» **Task directions**: Set down every record once more, exactly as given.

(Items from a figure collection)
________________

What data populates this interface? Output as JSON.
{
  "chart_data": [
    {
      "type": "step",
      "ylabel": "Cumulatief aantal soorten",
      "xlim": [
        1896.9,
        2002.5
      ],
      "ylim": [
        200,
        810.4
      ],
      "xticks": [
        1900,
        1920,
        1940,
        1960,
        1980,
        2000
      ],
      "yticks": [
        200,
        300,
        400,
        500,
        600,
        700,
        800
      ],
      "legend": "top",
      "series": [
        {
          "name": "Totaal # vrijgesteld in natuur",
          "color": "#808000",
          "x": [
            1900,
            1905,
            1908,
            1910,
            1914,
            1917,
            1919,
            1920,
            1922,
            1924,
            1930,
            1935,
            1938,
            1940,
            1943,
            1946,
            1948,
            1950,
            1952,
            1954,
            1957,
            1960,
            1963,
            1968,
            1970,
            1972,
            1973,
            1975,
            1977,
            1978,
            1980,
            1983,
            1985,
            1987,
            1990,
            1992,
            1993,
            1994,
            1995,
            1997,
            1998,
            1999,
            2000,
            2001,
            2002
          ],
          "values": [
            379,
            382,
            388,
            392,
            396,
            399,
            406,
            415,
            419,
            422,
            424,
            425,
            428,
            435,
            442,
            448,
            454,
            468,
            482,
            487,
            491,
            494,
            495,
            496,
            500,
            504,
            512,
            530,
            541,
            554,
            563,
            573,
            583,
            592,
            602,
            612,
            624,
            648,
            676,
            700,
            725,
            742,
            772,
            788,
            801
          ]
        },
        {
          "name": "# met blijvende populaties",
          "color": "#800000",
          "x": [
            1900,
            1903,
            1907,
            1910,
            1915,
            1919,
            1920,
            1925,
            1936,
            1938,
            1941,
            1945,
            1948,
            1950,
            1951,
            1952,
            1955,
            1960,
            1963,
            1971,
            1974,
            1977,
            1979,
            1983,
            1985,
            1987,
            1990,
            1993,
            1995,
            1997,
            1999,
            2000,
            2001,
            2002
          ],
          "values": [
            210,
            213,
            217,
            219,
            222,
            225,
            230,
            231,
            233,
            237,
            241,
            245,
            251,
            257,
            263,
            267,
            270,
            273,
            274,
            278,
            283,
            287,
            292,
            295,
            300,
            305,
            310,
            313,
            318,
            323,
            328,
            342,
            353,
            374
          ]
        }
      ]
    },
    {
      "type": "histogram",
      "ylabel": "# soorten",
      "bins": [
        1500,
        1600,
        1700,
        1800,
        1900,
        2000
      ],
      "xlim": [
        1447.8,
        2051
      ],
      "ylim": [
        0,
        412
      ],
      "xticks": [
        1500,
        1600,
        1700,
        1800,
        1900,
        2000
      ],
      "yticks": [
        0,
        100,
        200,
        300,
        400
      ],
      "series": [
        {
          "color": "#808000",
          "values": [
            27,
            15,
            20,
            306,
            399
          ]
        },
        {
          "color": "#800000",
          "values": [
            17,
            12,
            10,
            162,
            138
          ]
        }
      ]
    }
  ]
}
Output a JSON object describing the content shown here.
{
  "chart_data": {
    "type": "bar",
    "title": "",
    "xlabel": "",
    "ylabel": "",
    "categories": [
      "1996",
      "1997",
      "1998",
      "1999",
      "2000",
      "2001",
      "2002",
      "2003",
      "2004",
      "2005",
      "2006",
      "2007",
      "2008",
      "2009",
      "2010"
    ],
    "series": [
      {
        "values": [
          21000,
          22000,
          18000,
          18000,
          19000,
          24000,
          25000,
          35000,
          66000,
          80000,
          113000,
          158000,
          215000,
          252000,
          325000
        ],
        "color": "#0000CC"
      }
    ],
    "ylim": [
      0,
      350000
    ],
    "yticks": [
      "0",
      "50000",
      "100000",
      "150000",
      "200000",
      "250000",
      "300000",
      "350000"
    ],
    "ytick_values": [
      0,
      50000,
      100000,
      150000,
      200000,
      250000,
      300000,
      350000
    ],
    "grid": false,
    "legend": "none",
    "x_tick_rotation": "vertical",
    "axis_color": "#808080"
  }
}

________________

» **Task solution**:
What data populates this interface? Output as JSON.
{
  "chart_data": [
    {
      "type": "step",
      "ylabel": "Cumulatief aantal soorten",
      "xlim": [
        1896.9,
        2002.5
      ],
      "ylim": [
        200,
        810.4
      ],
      "xticks": [
        1900,
        1920,
        1940,
        1960,
        1980,
        2000
      ],
      "yticks": [
        200,
        300,
        400,
        500,
        600,
        700,
        800
      ],
      "legend": "top",
      "series": [
        {
          "name": "Totaal # vrijgesteld in natuur",
          "color": "#808000",
          "x": [
            1900,
            1905,
            1908,
            1910,
            1914,
            1917,
            1919,
            1920,
            1922,
            1924,
            1930,
            1935,
            1938,
            1940,
            1943,
            1946,
            1948,
            1950,
            1952,
            1954,
            1957,
            1960,
            1963,
            1968,
            1970,
            1972,
            1973,
            1975,
            1977,
            1978,
            1980,
            1983,
            1985,
            1987,
            1990,
            1992,
            1993,
            1994,
            1995,
            1997,
            1998,
            1999,
            2000,
            2001,
            2002
          ],
          "values": [
            379,
            382,
            388,
            392,
            396,
            399,
            406,
            415,
            419,
            422,
            424,
            425,
            428,
            435,
            442,
            448,
            454,
            468,
            482,
            487,
            491,
            494,
            495,
            496,
            500,
            504,
            512,
            530,
            541,
            554,
            563,
            573,
            583,
            592,
            602,
            612,
            624,
            648,
            676,
            700,
            725,
            742,
            772,
            788,
            801
          ]
        },
        {
          "name": "# met blijvende populaties",
          "color": "#800000",
          "x": [
            1900,
            1903,
            1907,
            1910,
            1915,
            1919,
            1920,
            1925,
            1936,
            1938,
            1941,
            1945,
            1948,
            1950,
            1951,
            1952,
            1955,
            1960,
            1963,
            1971,
            1974,
            1977,
            1979,
            1983,
            1985,
            1987,
            1990,
            1993,
            1995,
            1997,
            1999,
            2000,
            2001,
            2002
          ],
          "values": [
            210,
            213,
            217,
            219,
            222,
            225,
            230,
            231,
            233,
            237,
            241,
            245,
            251,
            257,
            263,
            267,
            270,
            273,
            274,
            278,
            283,
            287,
            292,
            295,
            300,
            305,
            310,
            313,
            318,
            323,
            328,
            342,
            353,
            374
          ]
        }
      ]
    },
    {
      "type": "histogram",
      "ylabel": "# soorten",
      "bins": [
        1500,
        1600,
        1700,
        1800,
        1900,
        2000
      ],
      "xlim": [
        1447.8,
        2051
      ],
      "ylim": [
        0,
        412
      ],
      "xticks": [
        1500,
        1600,
        1700,
        1800,
        1900,
        2000
      ],
      "yticks": [
        0,
        100,
        200,
        300,
        400
      ],
      "series": [
        {
          "color": "#808000",
          "values": [
            27,
            15,
            20,
            306,
            399
          ]
        },
        {
          "color": "#800000",
          "values": [
            17,
            12,
            10,
            162,
            138
          ]
        }
      ]
    }
  ]
}
Output a JSON object describing the content shown here.
{
  "chart_data": {
    "type": "bar",
    "title": "",
    "xlabel": "",
    "ylabel": "",
    "categories": [
      "1996",
      "1997",
      "1998",
      "1999",
      "2000",
      "2001",
      "2002",
      "2003",
      "2004",
      "2005",
      "2006",
      "2007",
      "2008",
      "2009",
      "2010"
    ],
    "series": [
      {
        "values": [
          21000,
          22000,
          18000,
          18000,
          19000,
          24000,
          25000,
          35000,
          66000,
          80000,
          113000,
          158000,
          215000,
          252000,
          325000
        ],
        "color": "#0000CC"
      }
    ],
    "ylim": [
      0,
      350000
    ],
    "yticks": [
      "0",
      "50000",
      "100000",
      "150000",
      "200000",
      "250000",
      "300000",
      "350000"
    ],
    "ytick_values": [
      0,
      50000,
      100000,
      150000,
      200000,
      250000,
      300000,
      350000
    ],
    "grid": false,
    "legend": "none",
    "x_tick_rotation": "vertical",
    "axis_color": "#808080"
  }
}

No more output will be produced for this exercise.